> **TRABALHO PROPOSTO**
1 - Segundo o texto sobre os protocolos de delegação de competências, por que motivo considera o presidente da Câmara Municipal da Horta que a assinatura destes protocolos tem muito significado? Responda em uma a três frases.
2 - Indique se cada uma das afirmações seguintes está de acordo com o texto sobre os protocolos de delegação de competências, respondendo sim ou não e citando as palavras do texto que o comprovam: (a) a assinatura realizou-se numa sexta-feira, na sede da Sociedade Filarmónica Lira e Progresso Feteirense; (b) João Castro garantiu que as verbas seriam mantidas em 2012; (c) a verba atribuída a cada Junta de Freguesia destina-se a investimentos constantes das opções do plano e do orçamento municipais.
3 - Prossiga a redação do texto sobre os protocolos de delegação de competências a partir do ponto em que este termina.

> **TEXTO DE LEITURA**
Os presidentes das Juntas de Freguesia da Ilha do Faial assinaram com a Câmara Municipal da Horta os protocolos de Delegação de Competências, que este ano ascendem a um valor global de 708.900 euros. A assinatura decorreu na passada sexta-feira, na sede da Sociedade Filarmónica Lira e Progresso Feteirense.
Para João Fernando Castro, presidente da Câmara Municipal da Horta, a assinatura dos protocolos de delegação de competências com as Juntas de Freguesia tem muito significado, na medida em que “pretende ser um processo de descentralização e de rentabilidade da aplicação dos recursos públicos municipais, que apela e suscita um trabalho de parceria”, revelou.
Na prática, estes protocolos permitem a descentralização das actividades e investimentos, ou seja, a cada Junta de Freguesia é atribuída uma verba que será aplicada na realização de investimentos constantes das opções do plano e do orçamento municipais.

O protocolo prevê a transferência de verbas na ordem dos 708.900 euros, verba esta que, para o edil, representa um empenho significativo do município. João Castro quis salientar o facto de este ano ter havido “uma valorização das verbas atribuídas à Delegação de Competências”, o que, para o autarca, representa “um forte esforço” da autarquia. No entanto, Castro referiu ser quase impossível manter estas verbas no próximo ano: “a manter-se este cenário, não será possível manter as verbas em 2012 nem nos próximos anos, mas eu diria que este ano era necessário fazer efectivamente um esforço no sentido de concretizar o objectivo de manter as verbas delegadas em todas as nossas freguesias”, considerou.

> **DADOS FORNECIDOS**

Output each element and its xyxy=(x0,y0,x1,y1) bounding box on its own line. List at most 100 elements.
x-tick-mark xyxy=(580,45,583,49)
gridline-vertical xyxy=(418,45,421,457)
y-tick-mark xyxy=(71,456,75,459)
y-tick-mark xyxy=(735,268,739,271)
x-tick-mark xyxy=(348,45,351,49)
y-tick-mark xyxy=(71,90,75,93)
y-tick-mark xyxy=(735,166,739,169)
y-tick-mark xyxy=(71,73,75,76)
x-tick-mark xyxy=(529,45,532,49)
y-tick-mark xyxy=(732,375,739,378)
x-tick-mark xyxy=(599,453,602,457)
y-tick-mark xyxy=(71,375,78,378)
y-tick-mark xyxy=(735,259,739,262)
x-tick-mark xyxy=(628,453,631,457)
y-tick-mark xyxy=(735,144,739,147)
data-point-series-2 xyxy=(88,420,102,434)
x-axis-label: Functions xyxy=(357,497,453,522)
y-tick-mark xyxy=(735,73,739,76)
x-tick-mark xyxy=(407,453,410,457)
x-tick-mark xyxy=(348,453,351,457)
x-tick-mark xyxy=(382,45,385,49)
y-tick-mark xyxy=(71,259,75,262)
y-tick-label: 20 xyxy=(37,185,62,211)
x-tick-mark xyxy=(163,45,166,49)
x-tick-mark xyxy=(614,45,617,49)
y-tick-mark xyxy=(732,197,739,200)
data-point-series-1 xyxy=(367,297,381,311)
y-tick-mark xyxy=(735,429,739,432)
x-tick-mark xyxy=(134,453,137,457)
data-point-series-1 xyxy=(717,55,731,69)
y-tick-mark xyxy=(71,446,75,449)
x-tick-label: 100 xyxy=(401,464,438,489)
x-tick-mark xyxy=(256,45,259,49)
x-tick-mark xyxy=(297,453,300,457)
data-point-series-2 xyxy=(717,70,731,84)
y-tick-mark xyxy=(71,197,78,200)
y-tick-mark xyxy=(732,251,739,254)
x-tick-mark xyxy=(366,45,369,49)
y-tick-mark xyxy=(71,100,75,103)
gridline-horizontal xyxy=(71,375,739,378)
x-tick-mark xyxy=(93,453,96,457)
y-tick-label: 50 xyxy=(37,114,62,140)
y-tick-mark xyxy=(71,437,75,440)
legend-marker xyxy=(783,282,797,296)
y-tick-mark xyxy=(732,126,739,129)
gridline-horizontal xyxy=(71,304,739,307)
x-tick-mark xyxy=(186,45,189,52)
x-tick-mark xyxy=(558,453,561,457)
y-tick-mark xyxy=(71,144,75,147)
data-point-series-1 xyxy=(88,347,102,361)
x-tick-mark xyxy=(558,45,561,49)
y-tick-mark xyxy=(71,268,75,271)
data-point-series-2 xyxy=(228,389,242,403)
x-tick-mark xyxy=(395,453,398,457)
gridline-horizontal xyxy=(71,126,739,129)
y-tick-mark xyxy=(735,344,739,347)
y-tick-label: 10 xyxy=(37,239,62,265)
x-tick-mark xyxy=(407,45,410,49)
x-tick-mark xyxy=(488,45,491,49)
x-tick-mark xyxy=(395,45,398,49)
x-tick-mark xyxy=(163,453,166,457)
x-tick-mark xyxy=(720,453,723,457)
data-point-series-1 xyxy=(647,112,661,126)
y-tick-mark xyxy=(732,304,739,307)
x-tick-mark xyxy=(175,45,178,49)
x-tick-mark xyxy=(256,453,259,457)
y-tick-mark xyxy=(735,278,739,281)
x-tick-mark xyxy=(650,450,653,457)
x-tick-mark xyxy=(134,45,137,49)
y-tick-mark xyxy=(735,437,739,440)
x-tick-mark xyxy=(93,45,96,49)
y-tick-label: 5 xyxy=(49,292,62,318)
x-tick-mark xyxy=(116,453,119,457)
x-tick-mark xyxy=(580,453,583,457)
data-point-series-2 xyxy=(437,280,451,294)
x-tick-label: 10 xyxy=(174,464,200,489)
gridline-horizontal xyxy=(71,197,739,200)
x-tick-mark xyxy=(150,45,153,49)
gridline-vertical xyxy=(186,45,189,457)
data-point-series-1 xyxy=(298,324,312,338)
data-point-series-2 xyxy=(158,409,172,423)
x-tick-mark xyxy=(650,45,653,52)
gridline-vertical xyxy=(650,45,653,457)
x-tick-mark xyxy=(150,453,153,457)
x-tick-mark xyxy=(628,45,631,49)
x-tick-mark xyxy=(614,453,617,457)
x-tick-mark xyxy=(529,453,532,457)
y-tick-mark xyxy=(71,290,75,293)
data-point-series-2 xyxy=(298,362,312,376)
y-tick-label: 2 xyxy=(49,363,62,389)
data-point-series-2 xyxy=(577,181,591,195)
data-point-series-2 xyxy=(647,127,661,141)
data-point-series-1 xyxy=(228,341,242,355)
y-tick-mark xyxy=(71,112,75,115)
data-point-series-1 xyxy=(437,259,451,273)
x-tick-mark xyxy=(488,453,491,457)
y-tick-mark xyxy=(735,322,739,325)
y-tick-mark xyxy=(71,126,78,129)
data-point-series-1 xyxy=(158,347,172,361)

> **RESPOSTAS AO EXERCÍCIO**
1 - O presidente considera que a assinatura tem muito significado porque o processo pretende ser de descentralização e de rentabilidade da aplicação dos recursos públicos municipais. Além disso, apela e suscita um trabalho de parceria.

2 -
(a) Sim: "A assinatura decorreu na passada sexta-feira, na sede da Sociedade Filarmónica Lira e Progresso Feteirense."
(b) Não: "não será possível manter as verbas em 2012 nem nos próximos anos"
(c) Sim: "a cada Junta de Freguesia é atribuída uma verba que será aplicada na realização de investimentos constantes das opções do plano e do orçamento municipais"

3 -
A terminar a sua intervenção, o presidente mostrou-se orgulhoso pelo facto da Câmara da Horta ter sido pioneira no processo de Delegação de Competências no contexto nacional e de ainda hoje ser das autarquias que mais delega nas Juntas de Freguesia.
No final, João Castro deixou um desafio aos autarcas locais para a necessidade se redefinirem estratégias para o futuro: “os próximos tempos trarão outro tipo de desafios e de dificuldade que as nossas populações poderão efectivamente sentir, portanto aos autarcas e às autarquias é exigida capacidade de perceber estes novos problemas e capacidade de reinventar recursos. É preciso redefinir prioridades e estratégias de acção, no sentido de conseguirmos ter uma linha condutora que resolva os problemas que nos forem mais urgentes”, terminou.